### PAGE
════════════════

Two women share the great joy they get through the power of dance

- KATE CHAPMAN

Addicted to DANCING

'I hope future generations continue the tradition'

Kerry Fletcher, 60, is the co-artistic director of Folk Dance Remixed. She lives in Maidstone, Kent with her partner Chris, 58.

I've been Morris dancing since I was a teenager. 'It's amazing - I love the feeling of using your whole body, connecting with the dance and the music, I tell my friends. 'It's such good fun!' My mother, Dixie Lee, used to run a folk club in Whitstable in the 1970s. It was going well, but she noticed the Morris dancers were all older men and didn't think this looked great. She thought women could do it just as well, and encouraged their wives and partners to start a side [a Morris team].

My big sister Jo, now 65, was a founding member of Oyster Morris during the 1970s and I joined when I was 16. I led a double life; I couldn't let my friends know what I was doing, as it wasn't very cool back then. I was a disco dancer on Saturday nights and a Morris dancer come Sunday mornings!

════════════════

### RECORD EXTRACTS
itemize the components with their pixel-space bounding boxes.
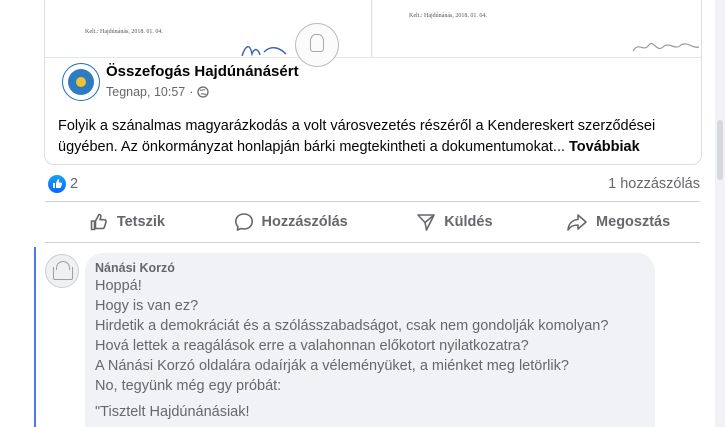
share-button-label: Megosztás (596, 214, 671, 230)
post-timestamp[interactable]: Tegnap, 10:57 (106, 85, 185, 99)
comment-quote: "Tisztelt Hajdúnánásiak! (95, 404, 250, 420)
post-actions: Tetszik Hozzászólás Küldés Megosztás (45, 203, 700, 241)
comment-bubble-icon (234, 213, 253, 231)
comment-text: Hoppá! Hogy is van ez? Hirdetik a demokr… (95, 276, 650, 422)
send-icon (417, 214, 436, 231)
comment-line: Hirdetik a demokráciát és a szólásszabad… (95, 318, 609, 334)
document-page-right: Kelt.: Hajdúnánás, 2018. 01. 04. (373, 0, 701, 57)
divider (45, 201, 700, 202)
send-button-label: Küldés (444, 214, 493, 230)
post-header: Összefogás Hajdúnánásért Tegnap, 10:57 · (45, 63, 701, 111)
reaction-count[interactable]: 2 (70, 176, 78, 192)
comment-button[interactable]: Hozzászólás (209, 203, 373, 241)
comment-line: A Nánási Korzó oldalára odaírják a vélem… (95, 358, 569, 374)
comment-button-label: Hozzászólás (261, 214, 348, 230)
post-text: Folyik a szánalmas magyarázkodás a volt … (58, 116, 688, 158)
share-icon (567, 214, 587, 231)
globe-icon (197, 86, 210, 98)
like-reaction-icon[interactable] (48, 175, 66, 193)
page-name[interactable]: Összefogás Hajdúnánásért (106, 63, 299, 80)
post-body: Folyik a szánalmas magyarázkodás a volt … (58, 118, 656, 155)
see-more-link[interactable]: Továbbiak (569, 139, 640, 155)
thumbs-up-icon (90, 213, 107, 231)
comment-count[interactable]: 1 hozzászólás (608, 176, 700, 192)
send-button[interactable]: Küldés (373, 203, 537, 241)
document-date: Kelt.: Hajdúnánás, 2018. 01. 04. (85, 29, 163, 35)
page-avatar[interactable] (62, 63, 100, 101)
scrollbar-thumb[interactable] (717, 120, 723, 180)
document-page-left: Kelt.: Hajdúnánás, 2018. 01. 04. (45, 0, 372, 67)
post-meta: Tegnap, 10:57 · (106, 85, 210, 99)
signature-scribble (241, 46, 287, 57)
commenter-avatar[interactable] (45, 254, 79, 288)
comment-line: Hová lettek a reagálások erre a valahonn… (95, 338, 529, 354)
reactions-bar: 2 1 hozzászólás (45, 170, 700, 198)
comment-line: Hoppá! (95, 278, 142, 294)
comment-line: Hogy is van ez? (95, 298, 199, 314)
page-scrollbar[interactable] (715, 0, 725, 427)
comment-author[interactable]: Nánási Korzó (95, 261, 175, 275)
document-date: Kelt.: Hajdúnánás, 2018. 01. 04. (409, 13, 487, 19)
comment-thread-line (34, 247, 36, 427)
facebook-post: Kelt.: Hajdúnánás, 2018. 01. 04. Kelt.: … (0, 0, 715, 427)
comment-line: No, tegyünk még egy próbát: (95, 378, 282, 394)
like-button[interactable]: Tetszik (45, 203, 209, 241)
signature-scribble (632, 43, 700, 52)
share-button[interactable]: Megosztás (536, 203, 700, 241)
comment-bubble: Nánási Korzó Hoppá! Hogy is van ez? Hird… (85, 253, 655, 427)
shared-link-card[interactable]: Kelt.: Hajdúnánás, 2018. 01. 04. Kelt.: … (44, 0, 702, 165)
official-seal (295, 23, 339, 67)
divider (45, 242, 700, 243)
like-button-label: Tetszik (116, 214, 165, 230)
meta-separator: · (189, 85, 194, 99)
document-preview[interactable]: Kelt.: Hajdúnánás, 2018. 01. 04. Kelt.: … (45, 0, 701, 67)
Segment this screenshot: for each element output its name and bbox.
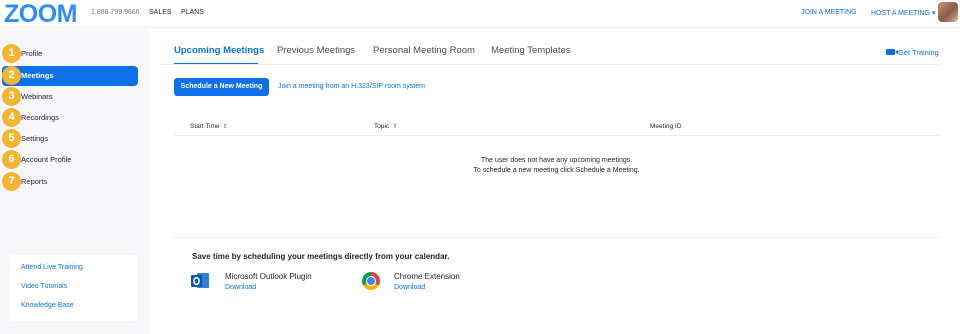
attend-live-training-link[interactable]: Attend Live Training xyxy=(21,264,83,271)
sort-icon: ⇕ xyxy=(222,124,228,130)
step-badge: 4 xyxy=(2,108,21,127)
join-meeting-link[interactable]: JOIN A MEETING xyxy=(801,9,857,16)
sidebar-item-recordings[interactable]: 4 Recordings xyxy=(2,108,138,128)
calendar-section-title: Save time by scheduling your meetings di… xyxy=(192,252,450,261)
column-header-label: Meeting ID xyxy=(650,123,682,130)
column-header-start-time[interactable]: Start Time ⇕ xyxy=(190,123,228,130)
outlook-plugin-name: Microsoft Outlook Plugin xyxy=(225,272,312,281)
column-header-meeting-id: Meeting ID xyxy=(650,123,681,130)
column-header-topic[interactable]: Topic ⇕ xyxy=(374,123,397,130)
sidebar-item-webinars[interactable]: 3 Webinars xyxy=(2,87,138,107)
step-badge: 2 xyxy=(2,66,21,85)
sidebar-item-account-profile[interactable]: 6 Account Profile xyxy=(2,150,138,170)
column-header-label: Topic xyxy=(374,123,390,130)
sidebar-item-label: Webinars xyxy=(21,92,53,101)
sidebar-item-label: Settings xyxy=(21,134,49,143)
get-training-label: Get Training xyxy=(898,48,939,57)
sidebar-item-label: Account Profile xyxy=(21,155,72,164)
video-tutorials-link[interactable]: Video Tutorials xyxy=(21,283,67,290)
sidebar-item-settings[interactable]: 5 Settings xyxy=(2,129,138,149)
sidebar-item-reports[interactable]: 7 Reports xyxy=(2,172,138,192)
tab-meeting-templates[interactable]: Meeting Templates xyxy=(491,45,571,56)
host-meeting-menu[interactable]: HOST A MEETING ▾ xyxy=(871,9,935,17)
step-badge: 3 xyxy=(2,87,21,106)
step-badge: 1 xyxy=(2,44,21,63)
chrome-icon xyxy=(362,272,380,290)
sidebar-item-meetings[interactable]: 2 Meetings xyxy=(2,66,138,86)
get-training-link[interactable]: Get Training xyxy=(886,48,939,57)
tabs-divider xyxy=(160,64,940,65)
tab-previous-meetings[interactable]: Previous Meetings xyxy=(277,45,355,56)
sidebar-item-label: Reports xyxy=(21,177,48,186)
tab-personal-meeting-room[interactable]: Personal Meeting Room xyxy=(373,45,475,56)
sidebar-item-label: Recordings xyxy=(21,113,59,122)
chrome-download-link[interactable]: Download xyxy=(394,284,425,291)
nav-plans[interactable]: PLANS xyxy=(181,9,204,16)
sidebar: 1 Profile 2 Meetings 3 Webinars 4 Record… xyxy=(0,29,149,334)
empty-state-message: The user does not have any upcoming meet… xyxy=(480,157,633,164)
schedule-meeting-button[interactable]: Schedule a New Meeting xyxy=(174,78,269,96)
step-badge: 7 xyxy=(2,172,21,191)
help-links-panel: Attend Live Training Video Tutorials Kno… xyxy=(10,255,138,321)
outlook-icon xyxy=(191,273,209,288)
tab-upcoming-meetings[interactable]: Upcoming Meetings xyxy=(174,45,264,56)
step-badge: 5 xyxy=(2,129,21,148)
sidebar-item-label: Meetings xyxy=(21,71,54,80)
outlook-download-link[interactable]: Download xyxy=(225,284,256,291)
column-header-label: Start Time xyxy=(190,123,220,130)
avatar[interactable] xyxy=(938,2,958,22)
chrome-extension-name: Chrome Extension xyxy=(394,272,460,281)
join-h323-link[interactable]: Join a meeting from an H.323/SIP room sy… xyxy=(278,83,425,90)
empty-state-hint: To schedule a new meeting click Schedule… xyxy=(473,167,640,174)
sidebar-item-profile[interactable]: 1 Profile xyxy=(2,44,138,64)
nav-sales[interactable]: SALES xyxy=(149,9,172,16)
table-header-divider xyxy=(174,135,939,136)
top-bar: ZOOM 1.888.799.9666 SALES PLANS JOIN A M… xyxy=(0,0,960,28)
zoom-logo[interactable]: ZOOM xyxy=(4,0,78,28)
sales-phone: 1.888.799.9666 xyxy=(91,9,140,16)
sidebar-item-label: Profile xyxy=(21,49,43,58)
calendar-divider xyxy=(174,237,939,238)
sort-icon: ⇕ xyxy=(392,124,398,130)
knowledge-base-link[interactable]: Knowledge Base xyxy=(21,302,74,309)
step-badge: 6 xyxy=(2,150,21,169)
video-camera-icon xyxy=(886,49,898,55)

════════════════

### WRITTEN TASKS
A) In the article about Morris dancing, who ran a folk club in Whitstable in the 1970s?
B) Arrange the lines of the records as a JSON list of strings, one string per line, starting at the line with "attend-live-training-link[interactable]: Attend Live" and continuing up to and including the line with "sidebar-item-recordings[interactable]: 4 Recordings".
The article and the records were taken from unrelated sources.

### SOLUTIONS BELOW
A) Kerry Fletcher's mother, Dixie Lee, ran a folk club in Whitstable in the 1970s.

B)
[
  "attend-live-training-link[interactable]: Attend Live Training xyxy=(21,264,83,271)",
  "sort-icon: ⇕ xyxy=(222,124,228,130)",
  "step-badge: 4 xyxy=(2,108,21,127)",
  "join-meeting-link[interactable]: JOIN A MEETING xyxy=(801,9,857,16)",
  "sidebar-item-recordings[interactable]: 4 Recordings xyxy=(2,108,138,128)"
]